• YOUR GOAL:
Reproduce the listing exactly, with no pictures in your copy.

• RECORDS:
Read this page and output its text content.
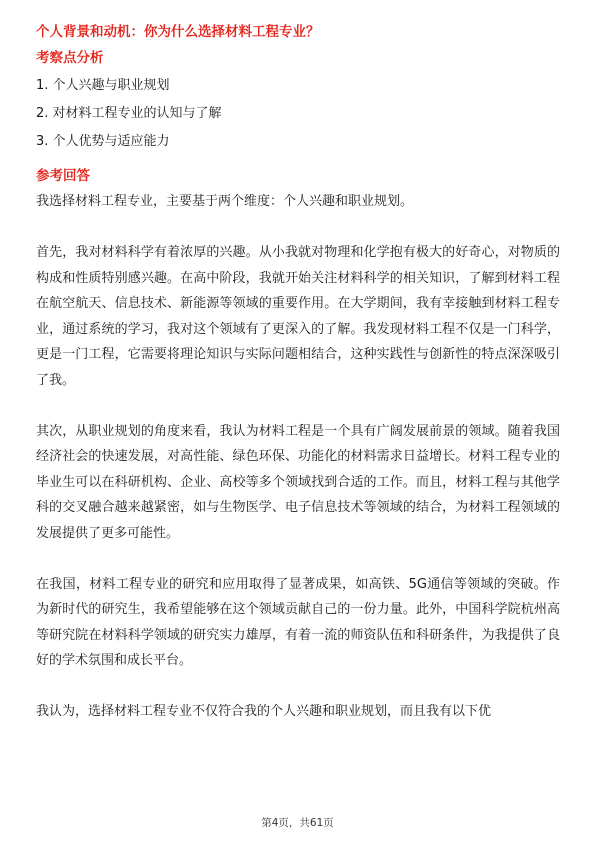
个人背景和动机：你为什么选择材料工程专业？
考察点分析
1. 个人兴趣与职业规划
2. 对材料工程专业的认知与了解
3. 个人优势与适应能力
参考回答

我选择材料工程专业，主要基于两个维度：个人兴趣和职业规划。

首先，我对材料科学有着浓厚的兴趣。从小我就对物理和化学抱有极大的好奇心，对物质的构成和性质特别感兴趣。在高中阶段，我就开始关注材料科学的相关知识，了解到材料工程在航空航天、信息技术、新能源等领域的重要作用。在大学期间，我有幸接触到材料工程专业，通过系统的学习，我对这个领域有了更深入的了解。我发现材料工程不仅是一门科学，更是一门工程，它需要将理论知识与实际问题相结合，这种实践性与创新性的特点深深吸引了我。

其次，从职业规划的角度来看，我认为材料工程是一个具有广阔发展前景的领域。随着我国经济社会的快速发展，对高性能、绿色环保、功能化的材料需求日益增长。材料工程专业的毕业生可以在科研机构、企业、高校等多个领域找到合适的工作。而且，材料工程与其他学科的交叉融合越来越紧密，如与生物医学、电子信息技术等领域的结合，为材料工程领域的发展提供了更多可能性。

在我国，材料工程专业的研究和应用取得了显著成果，如高铁、5G通信等领域的突破。作为新时代的研究生，我希望能够在这个领域贡献自己的一份力量。此外，中国科学院杭州高等研究院在材料科学领域的研究实力雄厚，有着一流的师资队伍和科研条件，为我提供了良好的学术氛围和成长平台。

我认为，选择材料工程专业不仅符合我的个人兴趣和职业规划，而且我有以下优

第4页，共61页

• SOLUTION BELOW:
Read this page and output its text content.
个人背景和动机：你为什么选择材料工程专业？
考察点分析
1. 个人兴趣与职业规划
2. 对材料工程专业的认知与了解
3. 个人优势与适应能力
参考回答

我选择材料工程专业，主要基于两个维度：个人兴趣和职业规划。

首先，我对材料科学有着浓厚的兴趣。从小我就对物理和化学抱有极大的好奇心，对物质的构成和性质特别感兴趣。在高中阶段，我就开始关注材料科学的相关知识，了解到材料工程在航空航天、信息技术、新能源等领域的重要作用。在大学期间，我有幸接触到材料工程专业，通过系统的学习，我对这个领域有了更深入的了解。我发现材料工程不仅是一门科学，更是一门工程，它需要将理论知识与实际问题相结合，这种实践性与创新性的特点深深吸引了我。

其次，从职业规划的角度来看，我认为材料工程是一个具有广阔发展前景的领域。随着我国经济社会的快速发展，对高性能、绿色环保、功能化的材料需求日益增长。材料工程专业的毕业生可以在科研机构、企业、高校等多个领域找到合适的工作。而且，材料工程与其他学科的交叉融合越来越紧密，如与生物医学、电子信息技术等领域的结合，为材料工程领域的发展提供了更多可能性。

在我国，材料工程专业的研究和应用取得了显著成果，如高铁、5G通信等领域的突破。作为新时代的研究生，我希望能够在这个领域贡献自己的一份力量。此外，中国科学院杭州高等研究院在材料科学领域的研究实力雄厚，有着一流的师资队伍和科研条件，为我提供了良好的学术氛围和成长平台。

我认为，选择材料工程专业不仅符合我的个人兴趣和职业规划，而且我有以下优

第4页，共61页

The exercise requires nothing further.